Given instruction: Print all entries word for word.

Entries provided:

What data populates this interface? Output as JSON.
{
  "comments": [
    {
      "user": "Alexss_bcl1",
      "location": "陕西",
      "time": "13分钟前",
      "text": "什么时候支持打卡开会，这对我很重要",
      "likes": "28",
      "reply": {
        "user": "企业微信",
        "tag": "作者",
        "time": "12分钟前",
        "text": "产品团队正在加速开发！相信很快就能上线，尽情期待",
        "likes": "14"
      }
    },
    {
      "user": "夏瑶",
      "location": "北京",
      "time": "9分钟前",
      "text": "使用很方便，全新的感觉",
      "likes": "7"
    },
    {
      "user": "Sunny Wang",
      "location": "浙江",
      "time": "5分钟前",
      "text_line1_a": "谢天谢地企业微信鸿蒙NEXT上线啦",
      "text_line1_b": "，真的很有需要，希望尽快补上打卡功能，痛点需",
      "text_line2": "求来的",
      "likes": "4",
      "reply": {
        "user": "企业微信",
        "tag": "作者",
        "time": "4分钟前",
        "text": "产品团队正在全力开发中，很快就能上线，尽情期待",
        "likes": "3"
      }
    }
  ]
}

Written answer:
What data populates this interface? Output as JSON.
{
  "comments": [
    {
      "user": "Alexss_bcl1",
      "location": "陕西",
      "time": "13分钟前",
      "text": "什么时候支持打卡开会，这对我很重要",
      "likes": "28",
      "reply": {
        "user": "企业微信",
        "tag": "作者",
        "time": "12分钟前",
        "text": "产品团队正在加速开发！相信很快就能上线，尽情期待",
        "likes": "14"
      }
    },
    {
      "user": "夏瑶",
      "location": "北京",
      "time": "9分钟前",
      "text": "使用很方便，全新的感觉",
      "likes": "7"
    },
    {
      "user": "Sunny Wang",
      "location": "浙江",
      "time": "5分钟前",
      "text_line1_a": "谢天谢地企业微信鸿蒙NEXT上线啦",
      "text_line1_b": "，真的很有需要，希望尽快补上打卡功能，痛点需",
      "text_line2": "求来的",
      "likes": "4",
      "reply": {
        "user": "企业微信",
        "tag": "作者",
        "time": "4分钟前",
        "text": "产品团队正在全力开发中，很快就能上线，尽情期待",
        "likes": "3"
      }
    }
  ]
}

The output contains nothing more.